REQUIREMENT » Only the number is wanted: how many lines hold the word "Shivam"?

Collected data entries
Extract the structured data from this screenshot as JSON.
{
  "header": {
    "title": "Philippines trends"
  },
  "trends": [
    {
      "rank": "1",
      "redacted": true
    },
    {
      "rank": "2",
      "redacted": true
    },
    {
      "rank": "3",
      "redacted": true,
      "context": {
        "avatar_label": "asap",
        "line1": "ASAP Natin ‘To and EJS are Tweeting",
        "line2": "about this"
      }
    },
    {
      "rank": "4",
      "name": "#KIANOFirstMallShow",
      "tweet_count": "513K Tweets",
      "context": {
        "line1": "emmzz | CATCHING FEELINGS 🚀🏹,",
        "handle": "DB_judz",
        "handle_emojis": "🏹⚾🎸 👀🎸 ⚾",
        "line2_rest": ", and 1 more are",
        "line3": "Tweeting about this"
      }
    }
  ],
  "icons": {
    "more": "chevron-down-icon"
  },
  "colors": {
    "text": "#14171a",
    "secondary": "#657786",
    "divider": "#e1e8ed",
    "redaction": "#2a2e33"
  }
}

---

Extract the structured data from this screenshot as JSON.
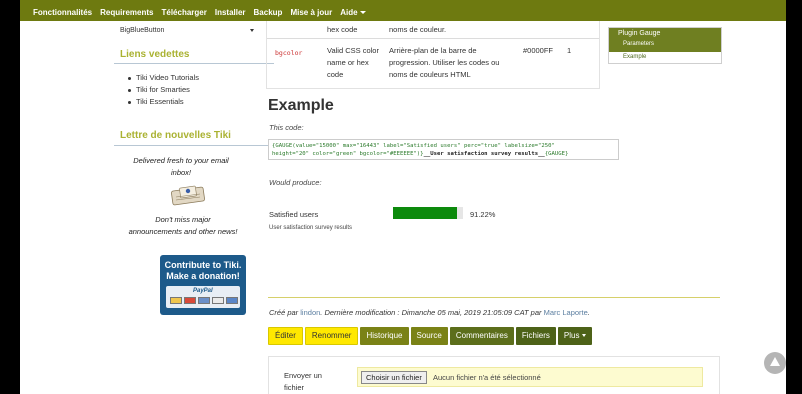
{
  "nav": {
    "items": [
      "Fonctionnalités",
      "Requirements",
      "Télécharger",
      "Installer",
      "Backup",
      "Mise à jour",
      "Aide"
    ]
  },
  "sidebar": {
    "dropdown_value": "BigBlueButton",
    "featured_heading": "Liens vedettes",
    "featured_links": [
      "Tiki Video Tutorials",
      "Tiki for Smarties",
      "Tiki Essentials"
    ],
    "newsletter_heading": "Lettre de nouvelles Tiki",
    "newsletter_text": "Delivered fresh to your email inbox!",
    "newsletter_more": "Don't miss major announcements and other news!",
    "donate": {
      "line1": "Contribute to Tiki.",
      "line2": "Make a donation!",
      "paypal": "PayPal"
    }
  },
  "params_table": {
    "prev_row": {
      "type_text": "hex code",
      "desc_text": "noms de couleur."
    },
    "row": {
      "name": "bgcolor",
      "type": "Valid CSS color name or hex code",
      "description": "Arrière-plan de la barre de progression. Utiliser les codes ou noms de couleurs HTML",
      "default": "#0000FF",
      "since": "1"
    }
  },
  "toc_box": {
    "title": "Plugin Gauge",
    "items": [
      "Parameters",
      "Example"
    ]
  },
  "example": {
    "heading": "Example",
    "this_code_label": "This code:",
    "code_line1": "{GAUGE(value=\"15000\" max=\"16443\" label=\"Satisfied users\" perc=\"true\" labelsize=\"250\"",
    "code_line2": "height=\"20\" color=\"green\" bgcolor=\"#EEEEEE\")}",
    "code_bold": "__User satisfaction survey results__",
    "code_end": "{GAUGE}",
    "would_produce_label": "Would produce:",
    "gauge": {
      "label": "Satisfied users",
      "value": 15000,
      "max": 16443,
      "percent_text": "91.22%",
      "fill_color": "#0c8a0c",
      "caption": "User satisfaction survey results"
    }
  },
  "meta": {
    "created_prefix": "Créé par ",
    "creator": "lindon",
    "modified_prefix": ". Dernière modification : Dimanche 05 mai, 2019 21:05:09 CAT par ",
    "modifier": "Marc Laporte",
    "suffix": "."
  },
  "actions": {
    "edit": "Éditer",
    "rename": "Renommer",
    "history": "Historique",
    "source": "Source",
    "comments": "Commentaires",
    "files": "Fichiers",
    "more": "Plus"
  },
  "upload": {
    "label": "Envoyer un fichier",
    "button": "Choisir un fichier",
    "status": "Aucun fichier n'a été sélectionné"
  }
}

...

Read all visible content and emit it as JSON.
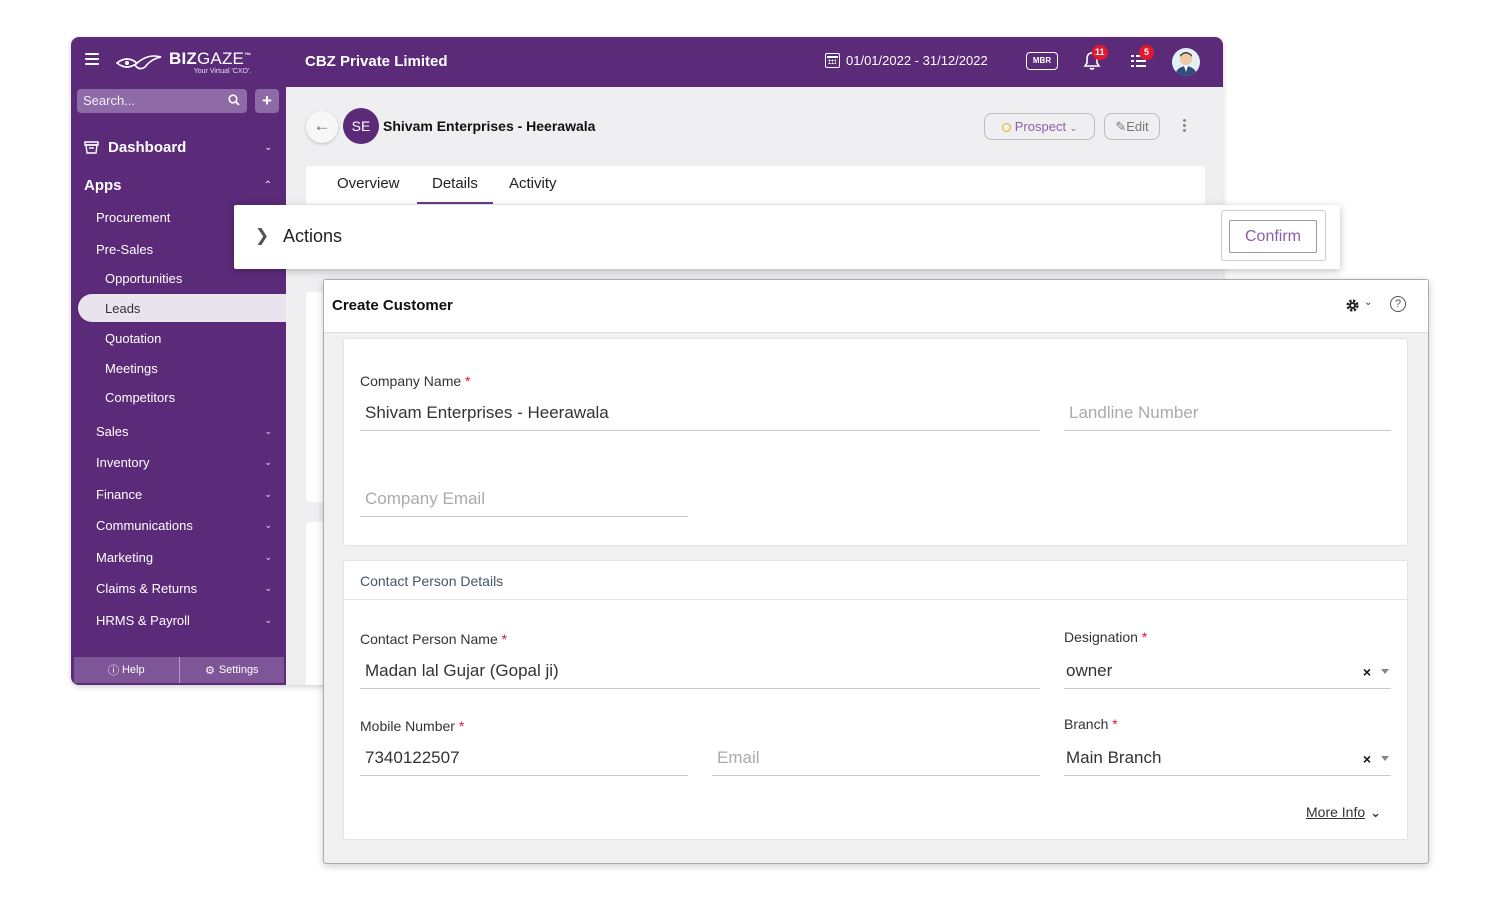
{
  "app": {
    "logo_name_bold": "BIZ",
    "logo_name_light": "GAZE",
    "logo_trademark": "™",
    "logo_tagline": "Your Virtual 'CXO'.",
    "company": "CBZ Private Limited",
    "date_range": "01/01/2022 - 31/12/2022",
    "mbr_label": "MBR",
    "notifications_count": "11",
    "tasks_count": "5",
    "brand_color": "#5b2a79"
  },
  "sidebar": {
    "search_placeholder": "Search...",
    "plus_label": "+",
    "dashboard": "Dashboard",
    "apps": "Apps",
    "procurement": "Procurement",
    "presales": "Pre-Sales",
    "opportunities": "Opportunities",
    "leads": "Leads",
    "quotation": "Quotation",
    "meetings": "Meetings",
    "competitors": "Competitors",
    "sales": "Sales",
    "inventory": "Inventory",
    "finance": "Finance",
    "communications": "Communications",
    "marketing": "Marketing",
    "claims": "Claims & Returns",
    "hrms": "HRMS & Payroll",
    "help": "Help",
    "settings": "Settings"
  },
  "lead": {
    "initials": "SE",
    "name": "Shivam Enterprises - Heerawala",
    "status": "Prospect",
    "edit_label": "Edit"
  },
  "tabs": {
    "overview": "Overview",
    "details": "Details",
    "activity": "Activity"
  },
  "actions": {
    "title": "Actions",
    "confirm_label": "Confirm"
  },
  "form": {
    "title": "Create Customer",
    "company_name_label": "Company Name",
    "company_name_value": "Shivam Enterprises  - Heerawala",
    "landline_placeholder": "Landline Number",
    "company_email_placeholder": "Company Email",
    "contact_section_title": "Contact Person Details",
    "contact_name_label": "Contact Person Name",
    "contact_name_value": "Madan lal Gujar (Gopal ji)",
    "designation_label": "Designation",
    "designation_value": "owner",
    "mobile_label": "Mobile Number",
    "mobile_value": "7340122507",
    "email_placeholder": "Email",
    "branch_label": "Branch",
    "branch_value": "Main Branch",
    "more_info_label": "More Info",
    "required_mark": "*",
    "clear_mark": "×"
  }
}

IN RESPONSE » 2